Objective →
The entries below contain pictures. Retype everything except those pictures, exactly as given.

Dataset excerpt:
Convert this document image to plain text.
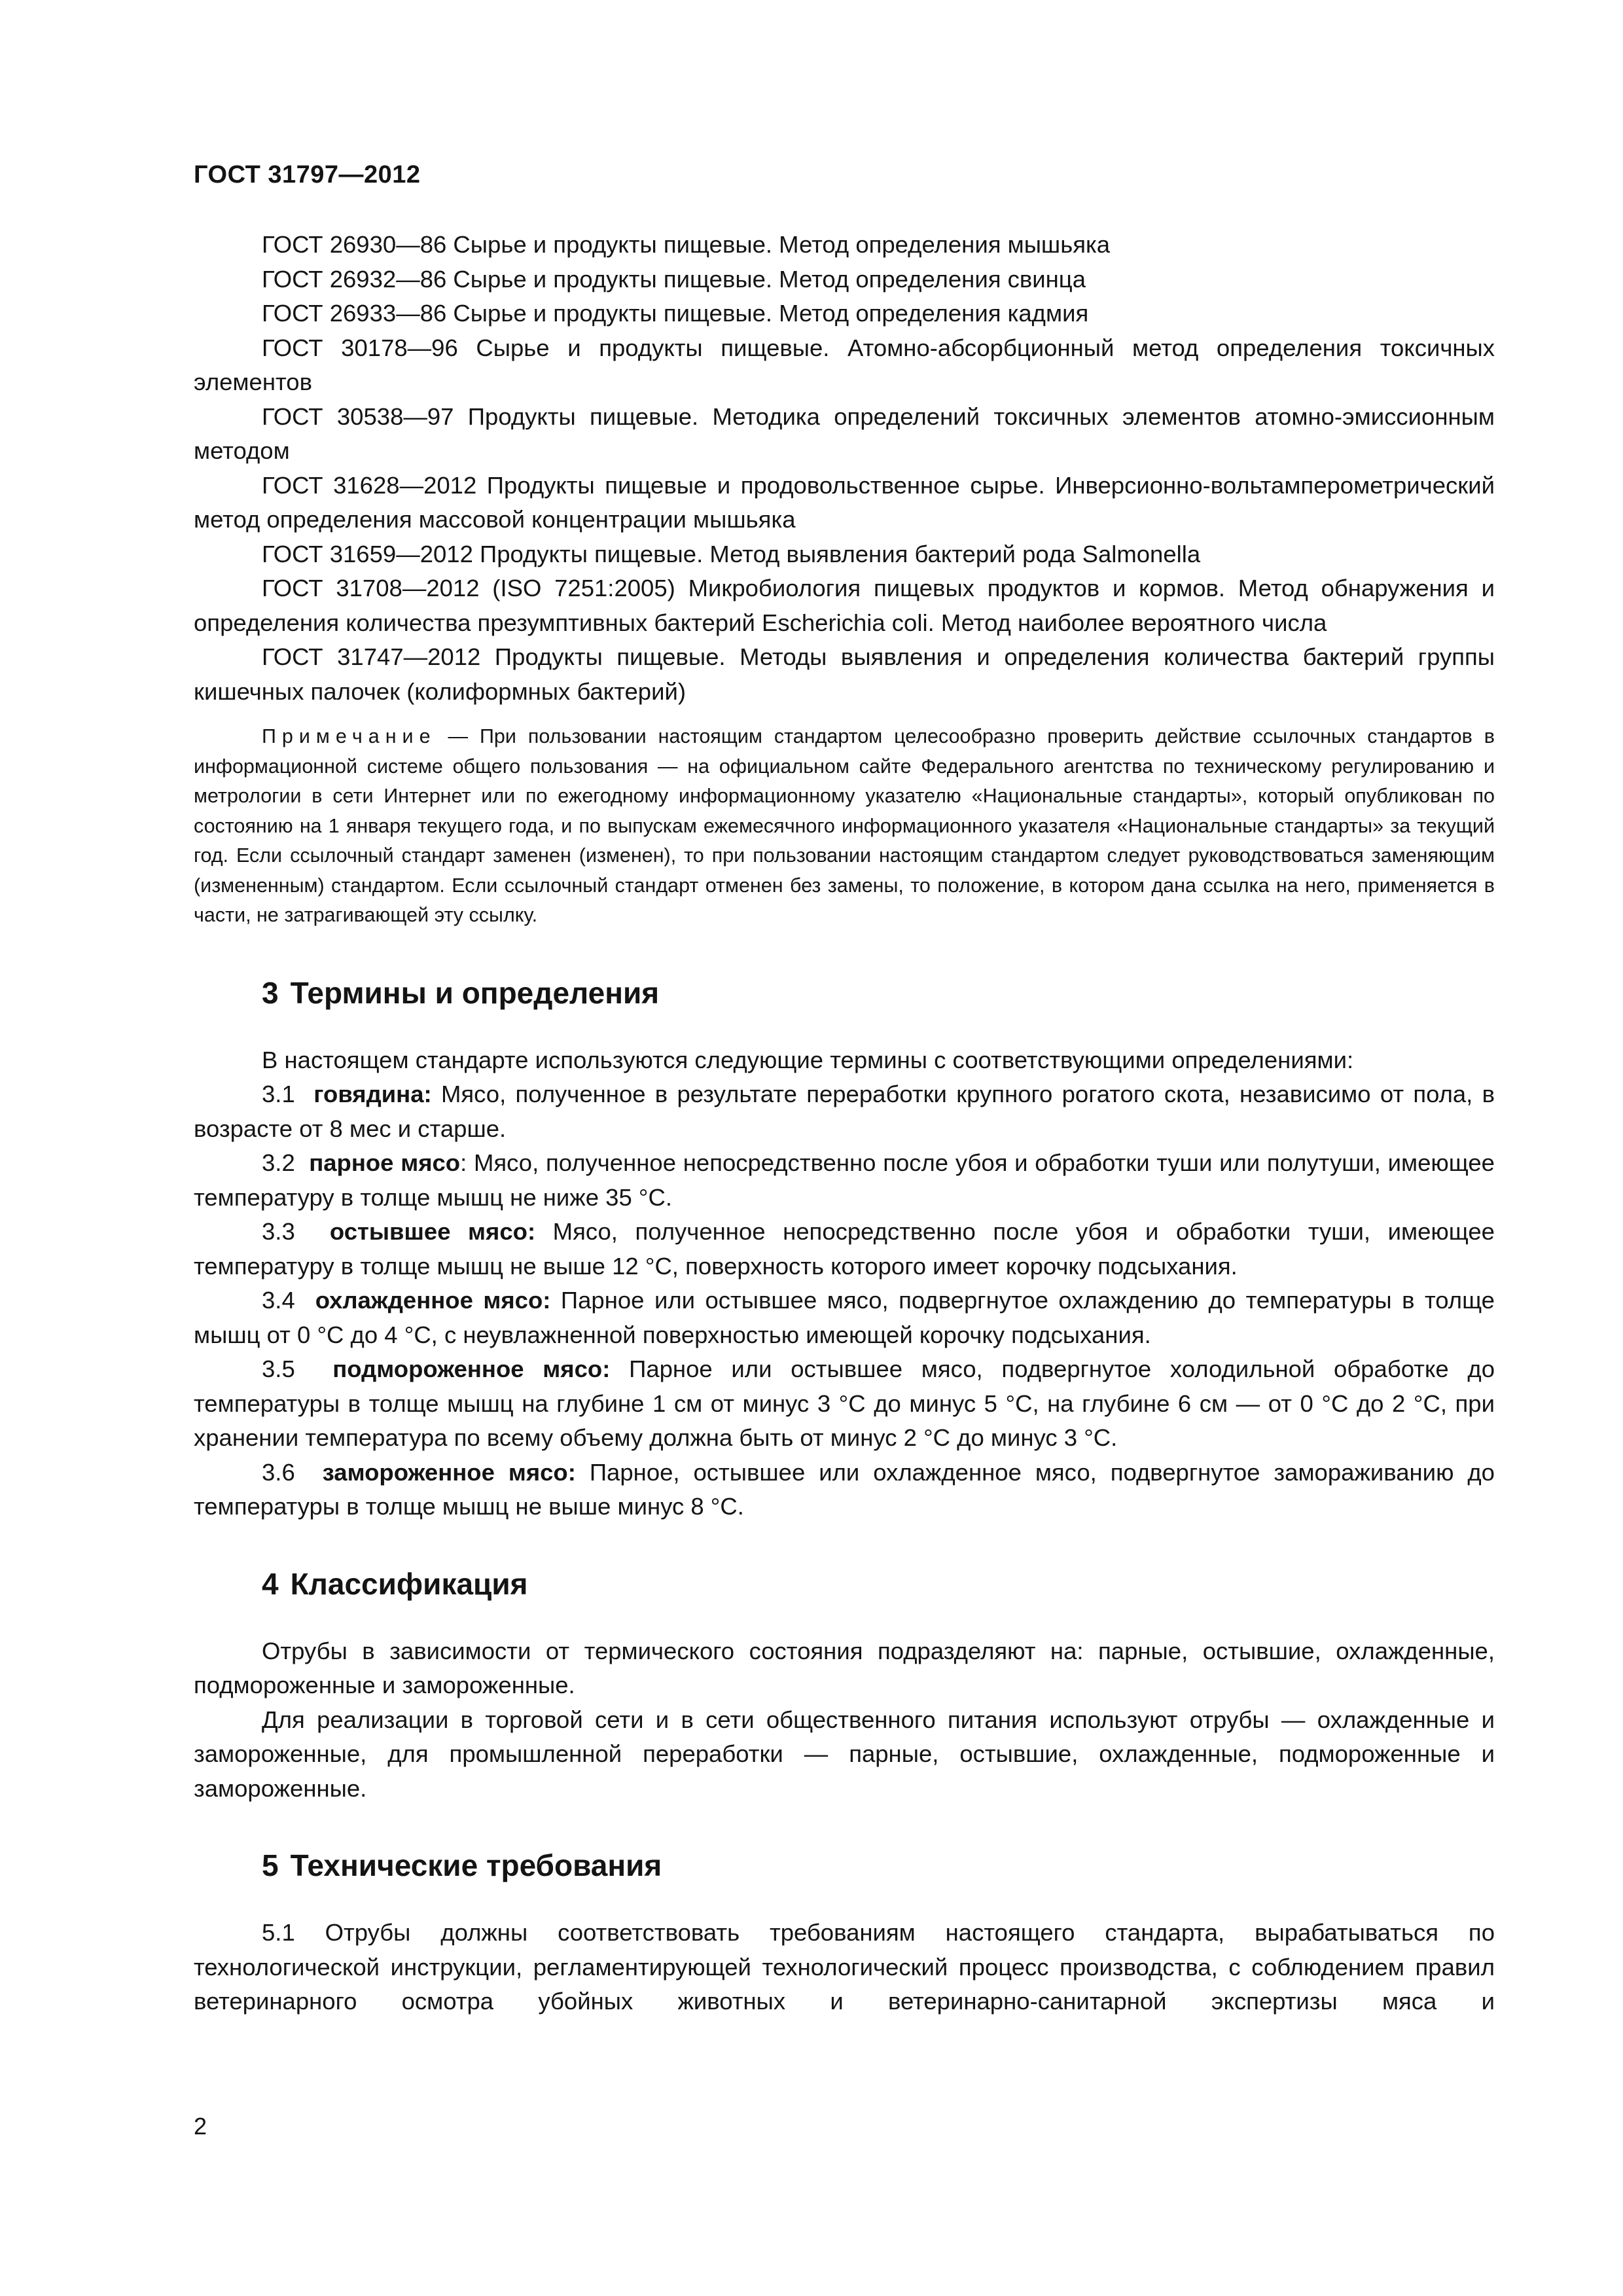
ГОСТ 31797—2012

ГОСТ 26930—86 Сырье и продукты пищевые. Метод определения мышьяка

ГОСТ 26932—86 Сырье и продукты пищевые. Метод определения свинца

ГОСТ 26933—86 Сырье и продукты пищевые. Метод определения кадмия

ГОСТ 30178—96 Сырье и продукты пищевые. Атомно-абсорбционный метод определения токсичных элементов

ГОСТ 30538—97 Продукты пищевые. Методика определений токсичных элементов атомно-эмиссионным методом

ГОСТ 31628—2012 Продукты пищевые и продовольственное сырье. Инверсионно-вольтамперометрический метод определения массовой концентрации мышьяка

ГОСТ 31659—2012 Продукты пищевые. Метод выявления бактерий рода Salmonella

ГОСТ 31708—2012 (ISO 7251:2005) Микробиология пищевых продуктов и кормов. Метод обнаружения и определения количества презумптивных бактерий Escherichia coli. Метод наиболее вероятного числа

ГОСТ 31747—2012 Продукты пищевые. Методы выявления и определения количества бактерий группы кишечных палочек (колиформных бактерий)

Примечание — При пользовании настоящим стандартом целесообразно проверить действие ссылочных стандартов в информационной системе общего пользования — на официальном сайте Федерального агентства по техническому регулированию и метрологии в сети Интернет или по ежегодному информационному указателю «Национальные стандарты», который опубликован по состоянию на 1 января текущего года, и по выпускам ежемесячного информационного указателя «Национальные стандарты» за текущий год. Если ссылочный стандарт заменен (изменен), то при пользовании настоящим стандартом следует руководствоваться заменяющим (измененным) стандартом. Если ссылочный стандарт отменен без замены, то положение, в котором дана ссылка на него, применяется в части, не затрагивающей эту ссылку.

3 Термины и определения

В настоящем стандарте используются следующие термины с соответствующими определениями:

3.1 говядина: Мясо, полученное в результате переработки крупного рогатого скота, независимо от пола, в возрасте от 8 мес и старше.

3.2 парное мясо: Мясо, полученное непосредственно после убоя и обработки туши или полутуши, имеющее температуру в толще мышц не ниже 35 °С.

3.3 остывшее мясо: Мясо, полученное непосредственно после убоя и обработки туши, имеющее температуру в толще мышц не выше 12 °С, поверхность которого имеет корочку подсыхания.

3.4 охлажденное мясо: Парное или остывшее мясо, подвергнутое охлаждению до температуры в толще мышц от 0 °С до 4 °С, с неувлажненной поверхностью имеющей корочку подсыхания.

3.5 подмороженное мясо: Парное или остывшее мясо, подвергнутое холодильной обработке до температуры в толще мышц на глубине 1 см от минус 3 °С до минус 5 °С, на глубине 6 см — от 0 °С до 2 °С, при хранении температура по всему объему должна быть от минус 2 °С до минус 3 °С.

3.6 замороженное мясо: Парное, остывшее или охлажденное мясо, подвергнутое замораживанию до температуры в толще мышц не выше минус 8 °С.

4 Классификация

Отрубы в зависимости от термического состояния подразделяют на: парные, остывшие, охлажденные, подмороженные и замороженные.

Для реализации в торговой сети и в сети общественного питания используют отрубы — охлажденные и замороженные, для промышленной переработки — парные, остывшие, охлажденные, подмороженные и замороженные.

5 Технические требования

5.1 Отрубы должны соответствовать требованиям настоящего стандарта, вырабатываться по технологической инструкции, регламентирующей технологический процесс производства, с соблюдением правил ветеринарного осмотра убойных животных и ветеринарно-санитарной экспертизы мяса и

2
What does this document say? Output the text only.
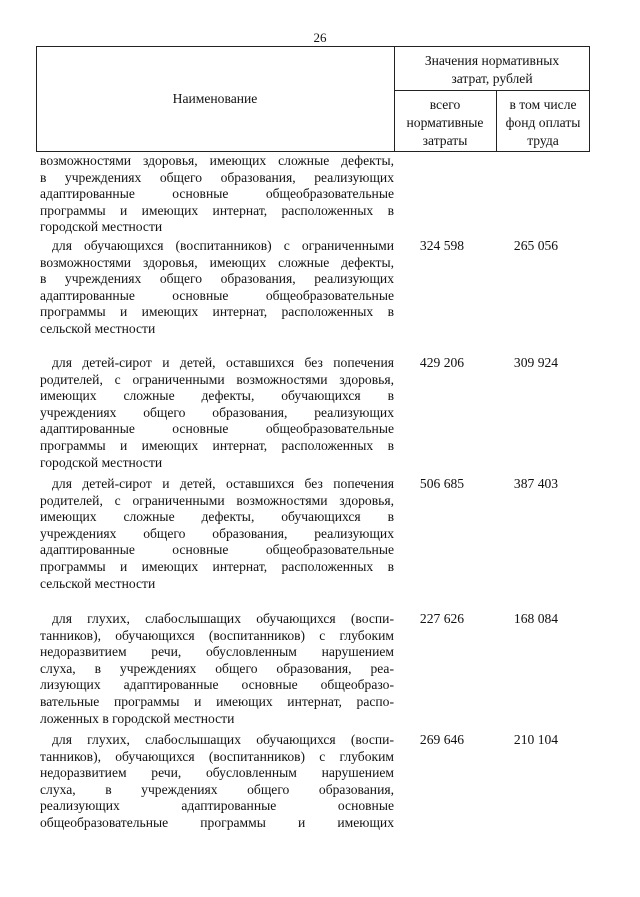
26
Наименование
Значения нормативных
затрат, рублей
всего
нормативные
затраты
в том числе
фонд оплаты
труда
возможностями здоровья, имеющих сложные дефекты,
в учреждениях общего образования, реализующих
адаптированные основные общеобразовательные
программы и имеющих интернат, расположенных в
городской местности
для обучающихся (воспитанников) с ограниченными
возможностями здоровья, имеющих сложные дефекты,
в учреждениях общего образования, реализующих
адаптированные основные общеобразовательные
программы и имеющих интернат, расположенных в
сельской местности
324 598	265 056
для детей-сирот и детей, оставшихся без попечения
родителей, с ограниченными возможностями здоровья,
имеющих сложные дефекты, обучающихся в
учреждениях общего образования, реализующих
адаптированные основные общеобразовательные
программы и имеющих интернат, расположенных в
городской местности
429 206	309 924
для детей-сирот и детей, оставшихся без попечения
родителей, с ограниченными возможностями здоровья,
имеющих сложные дефекты, обучающихся в
учреждениях общего образования, реализующих
адаптированные основные общеобразовательные
программы и имеющих интернат, расположенных в
сельской местности
506 685	387 403
для глухих, слабослышащих обучающихся (воспи-
танников), обучающихся (воспитанников) с глубоким
недоразвитием речи, обусловленным нарушением
слуха, в учреждениях общего образования, реа-
лизующих адаптированные основные общеобразо-
вательные программы и имеющих интернат, распо-
ложенных в городской местности
227 626	168 084
для глухих, слабослышащих обучающихся (воспи-
танников), обучающихся (воспитанников) с глубоким
недоразвитием речи, обусловленным нарушением
слуха, в учреждениях общего образования,
реализующих адаптированные основные
общеобразовательные программы и имеющих
269 646	210 104
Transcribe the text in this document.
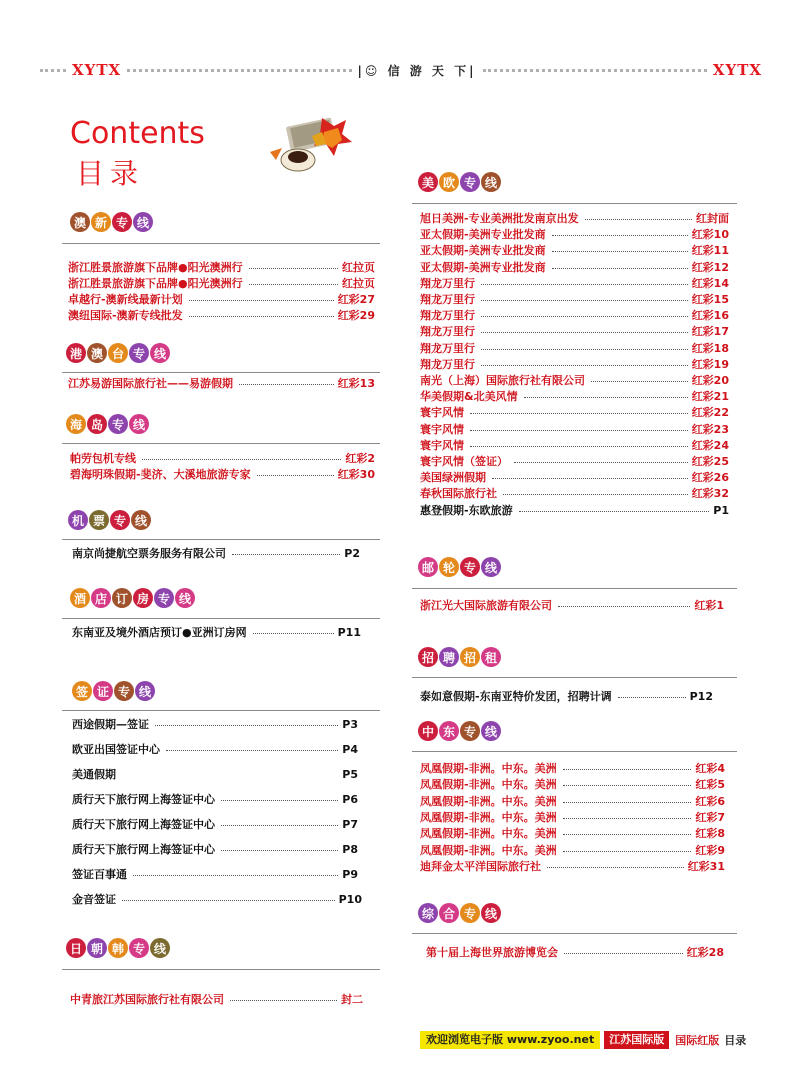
XYTX	|☺ 信 游 天 下|	XYTX
Contents
目录
澳 新 专 线
浙江胜景旅游旗下品牌●阳光澳洲行	红拉页
浙江胜景旅游旗下品牌●阳光澳洲行	红拉页
卓越行-澳新线最新计划	红彩27
澳纽国际-澳新专线批发	红彩29
港 澳 台 专 线
江苏易游国际旅行社——易游假期	红彩13
海 岛 专 线
帕劳包机专线	红彩2
碧海明珠假期-斐济、大溪地旅游专家	红彩30
机 票 专 线
南京尚捷航空票务服务有限公司	P2
酒 店 订 房 专 线
东南亚及境外酒店预订●亚洲订房网	P11
签 证 专 线
西途假期—签证	P3
欧亚出国签证中心	P4
美通假期	P5
质行天下旅行网上海签证中心	P6
质行天下旅行网上海签证中心	P7
质行天下旅行网上海签证中心	P8
签证百事通	P9
金音签证	P10
日 朝 韩 专 线
中青旅江苏国际旅行社有限公司	封二
美 欧 专 线
旭日美洲-专业美洲批发南京出发	红封面
亚太假期-美洲专业批发商	红彩10
亚太假期-美洲专业批发商	红彩11
亚太假期-美洲专业批发商	红彩12
翔龙万里行	红彩14
翔龙万里行	红彩15
翔龙万里行	红彩16
翔龙万里行	红彩17
翔龙万里行	红彩18
翔龙万里行	红彩19
南光（上海）国际旅行社有限公司	红彩20
华美假期&北美风情	红彩21
寰宇风情	红彩22
寰宇风情	红彩23
寰宇风情	红彩24
寰宇风情（签证）	红彩25
美国绿洲假期	红彩26
春秋国际旅行社	红彩32
惠登假期-东欧旅游	P1
邮 轮 专 线
浙江光大国际旅游有限公司	红彩1
招 聘 招 租
泰如意假期-东南亚特价发团，招聘计调	P12
中 东 专 线
凤凰假期-非洲。中东。美洲	红彩4
凤凰假期-非洲。中东。美洲	红彩5
凤凰假期-非洲。中东。美洲	红彩6
凤凰假期-非洲。中东。美洲	红彩7
凤凰假期-非洲。中东。美洲	红彩8
凤凰假期-非洲。中东。美洲	红彩9
迪拜金太平洋国际旅行社	红彩31
综 合 专 线
第十届上海世界旅游博览会	红彩28
欢迎浏览电子版 www.zyoo.net	江苏国际版	国际红版 目录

Output →
Convert this document image to plain text.
ГОСТ 31797—2012

ГОСТ 26930—86 Сырье и продукты пищевые. Метод определения мышьяка

ГОСТ 26932—86 Сырье и продукты пищевые. Метод определения свинца

ГОСТ 26933—86 Сырье и продукты пищевые. Метод определения кадмия

ГОСТ 30178—96 Сырье и продукты пищевые. Атомно-абсорбционный метод определения токсичных элементов

ГОСТ 30538—97 Продукты пищевые. Методика определений токсичных элементов атомно-эмиссионным методом

ГОСТ 31628—2012 Продукты пищевые и продовольственное сырье. Инверсионно-вольтамперометрический метод определения массовой концентрации мышьяка

ГОСТ 31659—2012 Продукты пищевые. Метод выявления бактерий рода Salmonella

ГОСТ 31708—2012 (ISO 7251:2005) Микробиология пищевых продуктов и кормов. Метод обнаружения и определения количества презумптивных бактерий Escherichia coli. Метод наиболее вероятного числа

ГОСТ 31747—2012 Продукты пищевые. Методы выявления и определения количества бактерий группы кишечных палочек (колиформных бактерий)

Примечание — При пользовании настоящим стандартом целесообразно проверить действие ссылочных стандартов в информационной системе общего пользования — на официальном сайте Федерального агентства по техническому регулированию и метрологии в сети Интернет или по ежегодному информационному указателю «Национальные стандарты», который опубликован по состоянию на 1 января текущего года, и по выпускам ежемесячного информационного указателя «Национальные стандарты» за текущий год. Если ссылочный стандарт заменен (изменен), то при пользовании настоящим стандартом следует руководствоваться заменяющим (измененным) стандартом. Если ссылочный стандарт отменен без замены, то положение, в котором дана ссылка на него, применяется в части, не затрагивающей эту ссылку.

3 Термины и определения

В настоящем стандарте используются следующие термины с соответствующими определениями:

3.1 говядина: Мясо, полученное в результате переработки крупного рогатого скота, независимо от пола, в возрасте от 8 мес и старше.

3.2 парное мясо: Мясо, полученное непосредственно после убоя и обработки туши или полутуши, имеющее температуру в толще мышц не ниже 35 °С.

3.3 остывшее мясо: Мясо, полученное непосредственно после убоя и обработки туши, имеющее температуру в толще мышц не выше 12 °С, поверхность которого имеет корочку подсыхания.

3.4 охлажденное мясо: Парное или остывшее мясо, подвергнутое охлаждению до температуры в толще мышц от 0 °С до 4 °С, с неувлажненной поверхностью имеющей корочку подсыхания.

3.5 подмороженное мясо: Парное или остывшее мясо, подвергнутое холодильной обработке до температуры в толще мышц на глубине 1 см от минус 3 °С до минус 5 °С, на глубине 6 см — от 0 °С до 2 °С, при хранении температура по всему объему должна быть от минус 2 °С до минус 3 °С.

3.6 замороженное мясо: Парное, остывшее или охлажденное мясо, подвергнутое замораживанию до температуры в толще мышц не выше минус 8 °С.

4 Классификация

Отрубы в зависимости от термического состояния подразделяют на: парные, остывшие, охлажденные, подмороженные и замороженные.

Для реализации в торговой сети и в сети общественного питания используют отрубы — охлажденные и замороженные, для промышленной переработки — парные, остывшие, охлажденные, подмороженные и замороженные.

5 Технические требования

5.1 Отрубы должны соответствовать требованиям настоящего стандарта, вырабатываться по технологической инструкции, регламентирующей технологический процесс производства, с соблюдением правил ветеринарного осмотра убойных животных и ветеринарно-санитарной экспертизы мяса и

2
What does this document say? Output the text only.
26
Наименование
Значения нормативных
затрат, рублей
всего
нормативные
затраты
в том числе
фонд оплаты
труда
возможностями здоровья, имеющих сложные дефекты,
в учреждениях общего образования, реализующих
адаптированные основные общеобразовательные
программы и имеющих интернат, расположенных в
городской местности
для обучающихся (воспитанников) с ограниченными
возможностями здоровья, имеющих сложные дефекты,
в учреждениях общего образования, реализующих
адаптированные основные общеобразовательные
программы и имеющих интернат, расположенных в
сельской местности
324 598	265 056
для детей-сирот и детей, оставшихся без попечения
родителей, с ограниченными возможностями здоровья,
имеющих сложные дефекты, обучающихся в
учреждениях общего образования, реализующих
адаптированные основные общеобразовательные
программы и имеющих интернат, расположенных в
городской местности
429 206	309 924
для детей-сирот и детей, оставшихся без попечения
родителей, с ограниченными возможностями здоровья,
имеющих сложные дефекты, обучающихся в
учреждениях общего образования, реализующих
адаптированные основные общеобразовательные
программы и имеющих интернат, расположенных в
сельской местности
506 685	387 403
для глухих, слабослышащих обучающихся (воспи-
танников), обучающихся (воспитанников) с глубоким
недоразвитием речи, обусловленным нарушением
слуха, в учреждениях общего образования, реа-
лизующих адаптированные основные общеобразо-
вательные программы и имеющих интернат, распо-
ложенных в городской местности
227 626	168 084
для глухих, слабослышащих обучающихся (воспи-
танников), обучающихся (воспитанников) с глубоким
недоразвитием речи, обусловленным нарушением
слуха, в учреждениях общего образования,
реализующих адаптированные основные
общеобразовательные программы и имеющих
269 646	210 104
Transcribe the text in this document.
XYTX	|☺ 信 游 天 下|	XYTX
Contents
目录
澳 新 专 线
浙江胜景旅游旗下品牌●阳光澳洲行	红拉页
浙江胜景旅游旗下品牌●阳光澳洲行	红拉页
卓越行-澳新线最新计划	红彩27
澳纽国际-澳新专线批发	红彩29
港 澳 台 专 线
江苏易游国际旅行社——易游假期	红彩13
海 岛 专 线
帕劳包机专线	红彩2
碧海明珠假期-斐济、大溪地旅游专家	红彩30
机 票 专 线
南京尚捷航空票务服务有限公司	P2
酒 店 订 房 专 线
东南亚及境外酒店预订●亚洲订房网	P11
签 证 专 线
西途假期—签证	P3
欧亚出国签证中心	P4
美通假期	P5
质行天下旅行网上海签证中心	P6
质行天下旅行网上海签证中心	P7
质行天下旅行网上海签证中心	P8
签证百事通	P9
金音签证	P10
日 朝 韩 专 线
中青旅江苏国际旅行社有限公司	封二
美 欧 专 线
旭日美洲-专业美洲批发南京出发	红封面
亚太假期-美洲专业批发商	红彩10
亚太假期-美洲专业批发商	红彩11
亚太假期-美洲专业批发商	红彩12
翔龙万里行	红彩14
翔龙万里行	红彩15
翔龙万里行	红彩16
翔龙万里行	红彩17
翔龙万里行	红彩18
翔龙万里行	红彩19
南光（上海）国际旅行社有限公司	红彩20
华美假期&北美风情	红彩21
寰宇风情	红彩22
寰宇风情	红彩23
寰宇风情	红彩24
寰宇风情（签证）	红彩25
美国绿洲假期	红彩26
春秋国际旅行社	红彩32
惠登假期-东欧旅游	P1
邮 轮 专 线
浙江光大国际旅游有限公司	红彩1
招 聘 招 租
泰如意假期-东南亚特价发团，招聘计调	P12
中 东 专 线
凤凰假期-非洲。中东。美洲	红彩4
凤凰假期-非洲。中东。美洲	红彩5
凤凰假期-非洲。中东。美洲	红彩6
凤凰假期-非洲。中东。美洲	红彩7
凤凰假期-非洲。中东。美洲	红彩8
凤凰假期-非洲。中东。美洲	红彩9
迪拜金太平洋国际旅行社	红彩31
综 合 专 线
第十届上海世界旅游博览会	红彩28
欢迎浏览电子版 www.zyoo.net	江苏国际版	国际红版 目录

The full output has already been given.